## LISTED ENTRIES
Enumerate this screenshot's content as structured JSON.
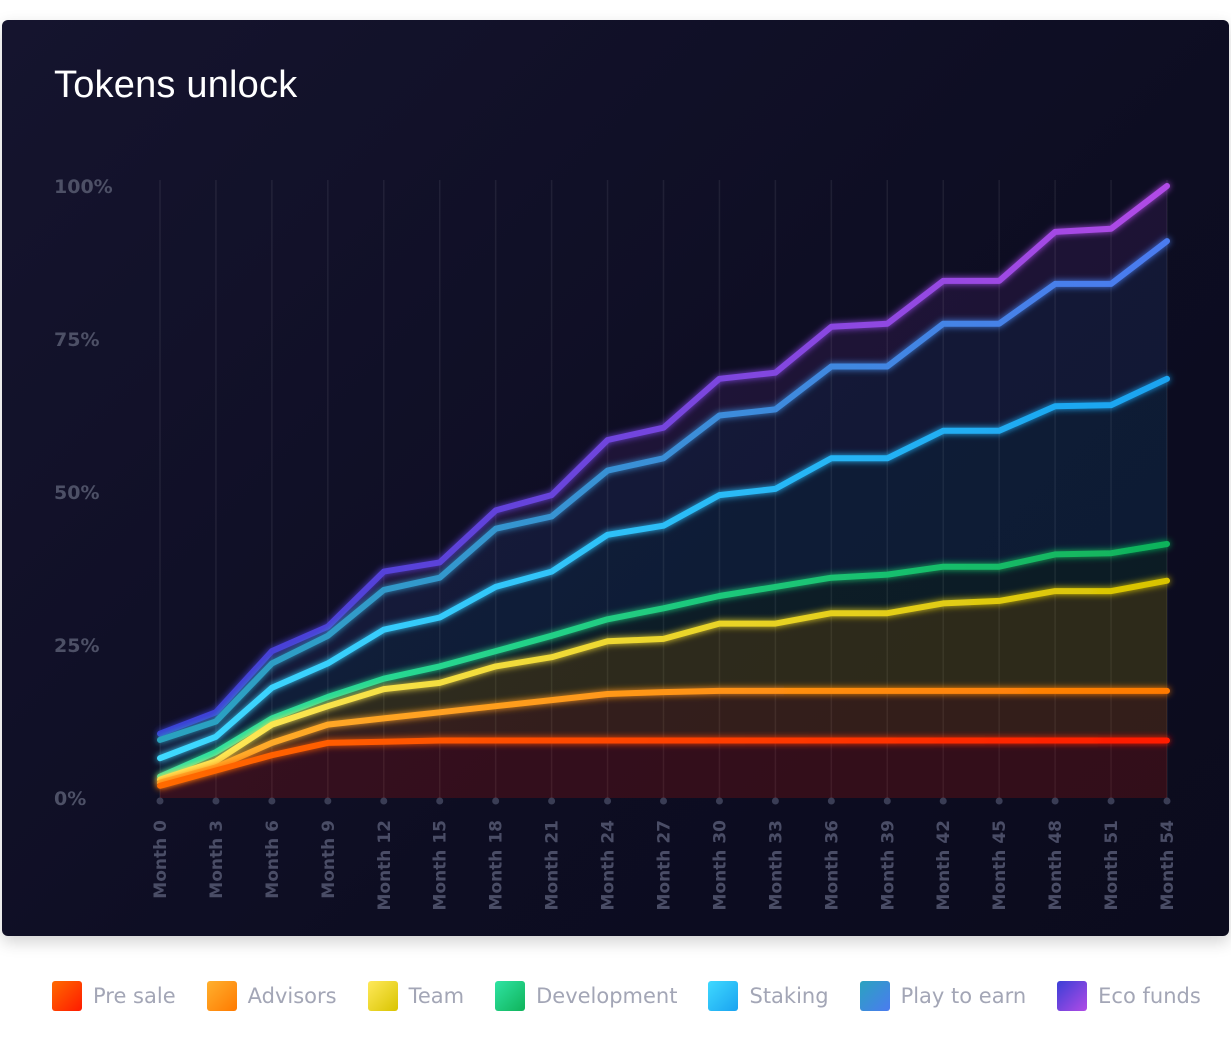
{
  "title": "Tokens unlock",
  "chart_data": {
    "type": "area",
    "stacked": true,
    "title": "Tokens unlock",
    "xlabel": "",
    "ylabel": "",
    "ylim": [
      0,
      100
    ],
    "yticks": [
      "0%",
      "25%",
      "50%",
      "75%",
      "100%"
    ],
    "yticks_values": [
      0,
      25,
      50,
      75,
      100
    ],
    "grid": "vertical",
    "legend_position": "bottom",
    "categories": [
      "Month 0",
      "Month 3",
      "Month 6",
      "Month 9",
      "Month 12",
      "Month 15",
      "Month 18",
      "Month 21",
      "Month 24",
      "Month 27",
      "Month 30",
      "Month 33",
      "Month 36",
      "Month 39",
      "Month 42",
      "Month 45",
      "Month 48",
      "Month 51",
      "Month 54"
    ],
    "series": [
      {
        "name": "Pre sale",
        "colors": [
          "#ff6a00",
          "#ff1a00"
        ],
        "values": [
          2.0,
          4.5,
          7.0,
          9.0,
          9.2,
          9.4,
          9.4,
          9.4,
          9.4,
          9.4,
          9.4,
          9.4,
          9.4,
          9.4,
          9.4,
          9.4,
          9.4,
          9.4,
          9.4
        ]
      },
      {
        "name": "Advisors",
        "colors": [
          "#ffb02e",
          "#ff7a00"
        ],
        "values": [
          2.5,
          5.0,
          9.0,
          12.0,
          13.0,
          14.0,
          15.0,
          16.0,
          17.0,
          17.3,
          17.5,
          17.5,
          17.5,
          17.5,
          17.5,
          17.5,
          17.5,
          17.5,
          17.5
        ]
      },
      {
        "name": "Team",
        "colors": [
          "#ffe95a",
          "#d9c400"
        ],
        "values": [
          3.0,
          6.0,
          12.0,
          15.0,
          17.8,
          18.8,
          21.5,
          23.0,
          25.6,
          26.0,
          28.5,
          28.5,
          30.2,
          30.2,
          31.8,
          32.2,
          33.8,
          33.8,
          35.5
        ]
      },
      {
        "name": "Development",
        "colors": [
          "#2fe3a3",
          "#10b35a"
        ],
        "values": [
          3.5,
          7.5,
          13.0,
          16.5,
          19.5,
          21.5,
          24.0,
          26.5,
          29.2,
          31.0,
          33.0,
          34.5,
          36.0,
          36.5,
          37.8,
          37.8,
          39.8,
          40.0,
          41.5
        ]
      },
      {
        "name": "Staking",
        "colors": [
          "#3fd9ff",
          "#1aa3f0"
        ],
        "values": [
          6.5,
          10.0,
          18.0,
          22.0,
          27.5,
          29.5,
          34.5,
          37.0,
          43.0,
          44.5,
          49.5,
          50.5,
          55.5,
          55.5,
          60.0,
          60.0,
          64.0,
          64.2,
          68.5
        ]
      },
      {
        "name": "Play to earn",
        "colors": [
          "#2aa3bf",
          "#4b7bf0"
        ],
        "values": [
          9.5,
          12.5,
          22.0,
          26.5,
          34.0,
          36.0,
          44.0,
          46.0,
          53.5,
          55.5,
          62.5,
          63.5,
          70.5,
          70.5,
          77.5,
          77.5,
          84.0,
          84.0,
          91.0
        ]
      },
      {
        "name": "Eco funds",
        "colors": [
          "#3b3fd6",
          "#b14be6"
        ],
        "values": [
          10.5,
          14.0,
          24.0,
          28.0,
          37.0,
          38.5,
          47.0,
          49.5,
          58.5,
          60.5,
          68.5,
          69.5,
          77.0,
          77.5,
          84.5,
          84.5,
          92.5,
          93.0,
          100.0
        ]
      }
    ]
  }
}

==

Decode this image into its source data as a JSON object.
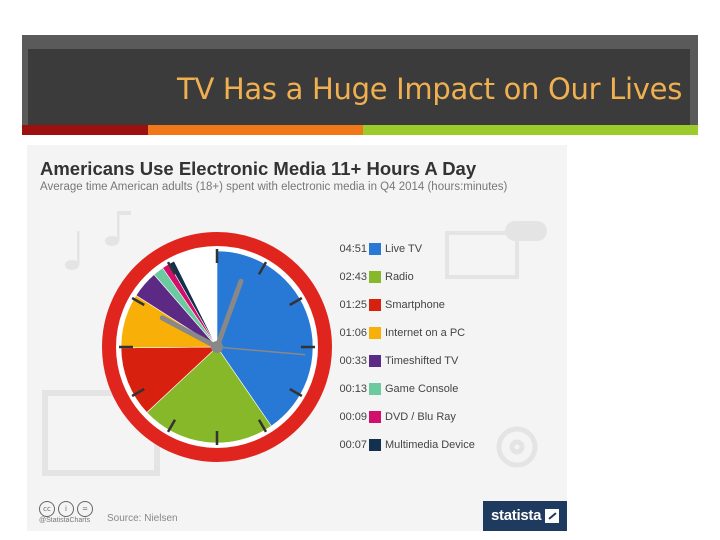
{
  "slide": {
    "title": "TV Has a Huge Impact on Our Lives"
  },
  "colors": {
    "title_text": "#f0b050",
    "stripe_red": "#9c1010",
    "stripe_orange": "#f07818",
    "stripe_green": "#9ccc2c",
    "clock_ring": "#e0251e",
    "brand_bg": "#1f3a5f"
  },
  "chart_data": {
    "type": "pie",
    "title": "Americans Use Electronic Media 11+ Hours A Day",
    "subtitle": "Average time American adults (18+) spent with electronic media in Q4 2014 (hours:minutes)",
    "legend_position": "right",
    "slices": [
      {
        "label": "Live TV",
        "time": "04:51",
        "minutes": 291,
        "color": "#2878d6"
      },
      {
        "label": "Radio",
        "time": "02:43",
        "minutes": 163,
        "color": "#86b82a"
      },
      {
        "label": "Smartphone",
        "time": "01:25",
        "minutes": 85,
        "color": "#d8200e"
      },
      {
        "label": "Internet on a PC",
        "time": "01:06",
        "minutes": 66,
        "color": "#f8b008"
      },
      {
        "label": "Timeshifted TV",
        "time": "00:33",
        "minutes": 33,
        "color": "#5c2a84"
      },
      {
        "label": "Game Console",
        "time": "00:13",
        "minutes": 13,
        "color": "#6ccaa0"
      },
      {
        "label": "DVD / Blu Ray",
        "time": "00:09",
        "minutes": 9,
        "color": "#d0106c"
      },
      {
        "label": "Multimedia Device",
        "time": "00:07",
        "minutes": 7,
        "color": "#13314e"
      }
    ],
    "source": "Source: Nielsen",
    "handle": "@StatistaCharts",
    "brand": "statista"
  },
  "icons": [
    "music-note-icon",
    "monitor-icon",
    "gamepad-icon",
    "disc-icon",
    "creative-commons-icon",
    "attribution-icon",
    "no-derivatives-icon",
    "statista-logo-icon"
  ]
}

## DIRECTIVE
From the records above, work out how many lines contain the string "this". Give only the number.

## CORRECT ANSWER
2